**Work to do**
Repeat the items word for word. Begin at the first line and stop after the line that contains "page-number-value: 19 (803, 624, 814, 634)".

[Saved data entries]
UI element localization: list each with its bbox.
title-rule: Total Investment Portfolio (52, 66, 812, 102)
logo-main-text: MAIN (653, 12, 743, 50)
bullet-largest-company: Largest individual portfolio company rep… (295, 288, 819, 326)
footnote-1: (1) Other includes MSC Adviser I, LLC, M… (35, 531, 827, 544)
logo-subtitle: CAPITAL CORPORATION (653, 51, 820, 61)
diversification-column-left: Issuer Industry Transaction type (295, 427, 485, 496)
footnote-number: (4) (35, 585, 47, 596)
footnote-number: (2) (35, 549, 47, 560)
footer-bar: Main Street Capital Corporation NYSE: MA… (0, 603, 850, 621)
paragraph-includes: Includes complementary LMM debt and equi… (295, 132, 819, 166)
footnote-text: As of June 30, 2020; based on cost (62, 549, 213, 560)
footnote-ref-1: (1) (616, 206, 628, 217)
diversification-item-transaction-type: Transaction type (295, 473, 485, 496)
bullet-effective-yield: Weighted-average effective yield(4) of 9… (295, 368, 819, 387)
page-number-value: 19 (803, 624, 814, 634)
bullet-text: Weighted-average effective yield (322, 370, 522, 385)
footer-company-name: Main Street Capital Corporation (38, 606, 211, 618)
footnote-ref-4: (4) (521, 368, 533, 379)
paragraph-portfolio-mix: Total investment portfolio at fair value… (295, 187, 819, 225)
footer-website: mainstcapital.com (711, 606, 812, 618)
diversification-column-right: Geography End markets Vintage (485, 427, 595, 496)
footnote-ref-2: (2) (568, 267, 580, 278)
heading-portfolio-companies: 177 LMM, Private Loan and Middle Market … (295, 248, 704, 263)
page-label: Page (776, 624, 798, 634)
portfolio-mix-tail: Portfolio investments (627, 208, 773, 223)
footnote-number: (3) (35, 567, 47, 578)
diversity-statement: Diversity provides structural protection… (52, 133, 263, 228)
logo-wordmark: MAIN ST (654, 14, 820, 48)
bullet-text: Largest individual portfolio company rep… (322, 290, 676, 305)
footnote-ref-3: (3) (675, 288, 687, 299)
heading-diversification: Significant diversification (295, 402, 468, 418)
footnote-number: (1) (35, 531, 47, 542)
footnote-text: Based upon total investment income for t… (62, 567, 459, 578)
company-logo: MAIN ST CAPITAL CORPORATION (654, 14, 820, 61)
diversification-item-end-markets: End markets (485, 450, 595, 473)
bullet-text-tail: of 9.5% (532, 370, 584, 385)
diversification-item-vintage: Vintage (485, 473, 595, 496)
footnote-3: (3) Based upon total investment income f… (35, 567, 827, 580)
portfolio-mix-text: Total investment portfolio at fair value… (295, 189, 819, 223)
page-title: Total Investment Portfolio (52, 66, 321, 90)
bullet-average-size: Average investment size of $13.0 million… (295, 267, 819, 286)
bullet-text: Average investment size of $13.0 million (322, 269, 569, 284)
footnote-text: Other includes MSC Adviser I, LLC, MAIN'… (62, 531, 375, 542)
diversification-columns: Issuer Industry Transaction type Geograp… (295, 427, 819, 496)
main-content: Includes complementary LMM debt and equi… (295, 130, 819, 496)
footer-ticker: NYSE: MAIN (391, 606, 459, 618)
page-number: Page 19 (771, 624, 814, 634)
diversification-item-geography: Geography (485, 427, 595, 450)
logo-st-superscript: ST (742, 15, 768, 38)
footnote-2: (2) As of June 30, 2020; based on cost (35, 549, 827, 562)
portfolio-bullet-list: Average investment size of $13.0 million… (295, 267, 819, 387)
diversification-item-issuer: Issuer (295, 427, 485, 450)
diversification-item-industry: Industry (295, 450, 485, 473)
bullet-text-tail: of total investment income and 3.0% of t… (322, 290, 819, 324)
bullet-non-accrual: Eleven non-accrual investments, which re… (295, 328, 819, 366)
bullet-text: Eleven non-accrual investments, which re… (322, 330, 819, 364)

**Complete output**
UI element localization: list each with its bbox.
title-rule: Total Investment Portfolio (52, 66, 812, 102)
logo-main-text: MAIN (653, 12, 743, 50)
bullet-largest-company: Largest individual portfolio company rep… (295, 288, 819, 326)
footnote-1: (1) Other includes MSC Adviser I, LLC, M… (35, 531, 827, 544)
logo-subtitle: CAPITAL CORPORATION (653, 51, 820, 61)
diversification-column-left: Issuer Industry Transaction type (295, 427, 485, 496)
footnote-number: (4) (35, 585, 47, 596)
footnote-number: (2) (35, 549, 47, 560)
footer-bar: Main Street Capital Corporation NYSE: MA… (0, 603, 850, 621)
paragraph-includes: Includes complementary LMM debt and equi… (295, 132, 819, 166)
footnote-text: As of June 30, 2020; based on cost (62, 549, 213, 560)
footnote-ref-1: (1) (616, 206, 628, 217)
diversification-item-transaction-type: Transaction type (295, 473, 485, 496)
bullet-effective-yield: Weighted-average effective yield(4) of 9… (295, 368, 819, 387)
page-number-value: 19 (803, 624, 814, 634)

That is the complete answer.